• _TASK ITEM_
Continue the Julia discussion of the NaN-handling r2 function from its last sentence onward.
------ DOCUMENT SECTION ------
It looks cleaner, but then I tested it and found out that it does not do the same. With the original function I got a number \in [0, 1], but with your code I get NaN.

The NaN entries are, generally, at different indices in the two arrays obs and mod. Subsequently, obs2 and mod2 generally have different dimensions, and the indices of NaN don’t match.

Minimal example:

julia> a = [1 2 3]
1×3 Array{Int64,2}:
1  2  3
julia> b = [1 NaN 3]
1×3 Array{Float64,2}:
1.0  NaN  3.0
julia> a.*b
1×3 Array{Float64,2}:
1.0  NaN  9.0
julia> aa = a[!isnan(a)]
3-element Array{Int64,1}:
1
2
3
julia> bb = b[!isnan(b)]
2-element Array{Float64,1}:
1.0
3.0
julia> aa.*bb
ERROR: DimensionMismatch("arrays could not be broadcast to a common size")
Stacktrace:
...


This new code is equivalent to the original:

function r2(obs, mod)
obs2 = obs[!isnan.(obs)];
mod2 = mod[!isnan.(mod)];
om = (obs - mean(obs2)) .* (mod - mean(mod2))
oo = (obs - mean(obs2)).^2
mm = (mod - mean(mod2)).^2
sum(om[!isnan.(om)]) ./ sqrt.(sum(oo[!isnan.(oo)]) .* sum(mm[!isnan.(mm)]))
end


Sadly, it does not as nice as @y4lu’s code.
------ GIVEN ENTRIES ------
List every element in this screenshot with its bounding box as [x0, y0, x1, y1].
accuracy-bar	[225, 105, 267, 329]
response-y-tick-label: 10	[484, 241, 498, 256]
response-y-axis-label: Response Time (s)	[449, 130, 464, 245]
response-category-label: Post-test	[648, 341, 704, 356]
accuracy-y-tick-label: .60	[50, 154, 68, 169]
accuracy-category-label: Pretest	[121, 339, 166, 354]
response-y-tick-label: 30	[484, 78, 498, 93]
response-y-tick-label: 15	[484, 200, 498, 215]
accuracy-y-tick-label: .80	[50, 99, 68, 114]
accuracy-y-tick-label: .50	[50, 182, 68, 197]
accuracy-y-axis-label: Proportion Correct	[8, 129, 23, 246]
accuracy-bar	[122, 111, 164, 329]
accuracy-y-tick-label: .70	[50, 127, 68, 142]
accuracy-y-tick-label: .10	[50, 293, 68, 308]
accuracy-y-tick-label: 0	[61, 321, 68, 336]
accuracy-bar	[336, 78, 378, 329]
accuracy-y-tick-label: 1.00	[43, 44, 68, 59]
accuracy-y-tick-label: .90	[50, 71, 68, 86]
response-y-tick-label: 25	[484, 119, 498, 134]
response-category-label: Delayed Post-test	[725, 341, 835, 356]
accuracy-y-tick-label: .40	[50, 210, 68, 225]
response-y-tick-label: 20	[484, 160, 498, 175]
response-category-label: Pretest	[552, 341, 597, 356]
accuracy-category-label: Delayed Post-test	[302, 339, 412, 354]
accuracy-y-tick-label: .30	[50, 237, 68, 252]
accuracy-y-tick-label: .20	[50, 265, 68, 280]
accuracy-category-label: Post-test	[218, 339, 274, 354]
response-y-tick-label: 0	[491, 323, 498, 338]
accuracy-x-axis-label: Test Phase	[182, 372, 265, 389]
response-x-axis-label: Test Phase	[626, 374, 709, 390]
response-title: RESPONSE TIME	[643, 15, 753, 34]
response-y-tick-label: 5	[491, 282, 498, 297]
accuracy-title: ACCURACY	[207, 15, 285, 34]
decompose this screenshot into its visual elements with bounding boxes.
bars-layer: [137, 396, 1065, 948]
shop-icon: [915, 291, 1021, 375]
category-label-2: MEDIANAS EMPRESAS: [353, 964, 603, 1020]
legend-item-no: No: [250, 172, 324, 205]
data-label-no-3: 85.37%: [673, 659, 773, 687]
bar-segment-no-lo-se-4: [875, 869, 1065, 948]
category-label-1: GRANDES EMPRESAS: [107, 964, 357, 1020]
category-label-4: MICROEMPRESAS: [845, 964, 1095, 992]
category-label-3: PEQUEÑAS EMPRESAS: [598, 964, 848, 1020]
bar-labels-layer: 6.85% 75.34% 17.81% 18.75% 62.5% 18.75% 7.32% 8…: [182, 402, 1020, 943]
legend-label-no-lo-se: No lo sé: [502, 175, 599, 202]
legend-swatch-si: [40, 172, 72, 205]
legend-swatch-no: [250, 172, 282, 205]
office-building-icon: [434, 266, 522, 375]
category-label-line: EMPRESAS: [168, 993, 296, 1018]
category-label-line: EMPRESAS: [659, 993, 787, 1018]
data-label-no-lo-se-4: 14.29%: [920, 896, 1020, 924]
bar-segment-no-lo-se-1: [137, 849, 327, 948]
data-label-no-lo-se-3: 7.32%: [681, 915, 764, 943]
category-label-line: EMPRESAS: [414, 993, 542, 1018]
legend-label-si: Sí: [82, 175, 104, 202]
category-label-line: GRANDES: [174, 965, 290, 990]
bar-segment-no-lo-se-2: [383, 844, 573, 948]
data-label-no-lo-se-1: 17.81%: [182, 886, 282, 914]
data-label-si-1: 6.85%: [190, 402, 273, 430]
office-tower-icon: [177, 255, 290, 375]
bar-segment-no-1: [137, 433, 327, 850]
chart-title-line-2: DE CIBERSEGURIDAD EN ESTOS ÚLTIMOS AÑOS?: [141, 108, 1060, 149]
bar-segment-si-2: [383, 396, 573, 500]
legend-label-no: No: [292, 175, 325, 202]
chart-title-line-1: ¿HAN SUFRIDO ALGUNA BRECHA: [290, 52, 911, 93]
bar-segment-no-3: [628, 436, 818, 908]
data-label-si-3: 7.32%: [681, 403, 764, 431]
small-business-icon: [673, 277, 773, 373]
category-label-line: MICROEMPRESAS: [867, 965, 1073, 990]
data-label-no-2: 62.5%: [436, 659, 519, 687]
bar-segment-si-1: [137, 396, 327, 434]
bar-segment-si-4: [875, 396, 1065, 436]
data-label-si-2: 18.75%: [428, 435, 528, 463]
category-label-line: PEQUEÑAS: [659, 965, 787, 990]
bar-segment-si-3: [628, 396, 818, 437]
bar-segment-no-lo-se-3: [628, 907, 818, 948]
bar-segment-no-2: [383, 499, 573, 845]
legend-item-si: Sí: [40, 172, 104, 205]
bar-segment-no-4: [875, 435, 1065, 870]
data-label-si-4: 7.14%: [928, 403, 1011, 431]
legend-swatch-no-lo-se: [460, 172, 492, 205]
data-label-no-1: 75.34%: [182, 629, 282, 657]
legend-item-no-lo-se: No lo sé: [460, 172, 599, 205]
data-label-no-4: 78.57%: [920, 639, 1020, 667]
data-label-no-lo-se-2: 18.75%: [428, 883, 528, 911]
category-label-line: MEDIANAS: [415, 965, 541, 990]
------
• _EXERCISE ANSWER_
#5

Yes, I’ve seen this package. Can be very useful. Its main use appears to be creating NaNs, but I already have those in my data!

Of course, I can then type NaNMath.mean(x) instead of mean(x,!isnan(x)), and one can shorten by first defining nm=NaNMath. It looks a bit cleaner, but one depends on an extra package.

It’s a good option, but I am not fully satisfied, well, maybe this is it and I should be.

edit: I’m reconsidering this; this looks quite good:

function r3(obs, mod)
#using NaNMath
nm = NaNMath
om = (obs - nm.mean(obs)) .* (mod - nm.mean(mod))
oo = (obs - nm.mean(obs)).^2
mm = (mod - nm.mean(mod)).^2
nm.sum(om) ./ sqrt.(nm.sum(oo) .* nm.sum(mm))
end


using in a function is not accepted, probably for good reasons; but that’s fine.

#6

A technical point, but it is generally safer to use const when renaming a module. For example:

import NaNMath
const nm = NaNMath

function r3(obs, mod)
...
end


#7

This doesn’t look too bad still (Switched a few operators to / from elementwise for clarity)

function r(obs, mod)
v1 = !isnan.(obs)
v2 = !isnan.(mod)
v3 = v1 & v2;
obs3 = obs[v3] .- mean(obs[v1])
mod3 = mod[v3] .- mean(mod[v2])
sum(obs3 .* mod3) / sqrt.( sum(obs3 .^ 2) * sum(mod3 .^ 2))
end

#8

That does not do the same as my code: there must be a !isnan.() criterion for the arguments in each sum(). But it gave me some ideas, and decided that this function is probably equivalent to my original code:

using NaNMath
function r32(obs, mod)
const nm = NaNMath
dobs = obs - nm.mean(obs)
dmod = mod - nm.mean(mod)
nm.sum(dobs .* dmod) ./ sqrt.(nm.sum(dobs .^ 2) .* nm.sum(dmod .^ 2))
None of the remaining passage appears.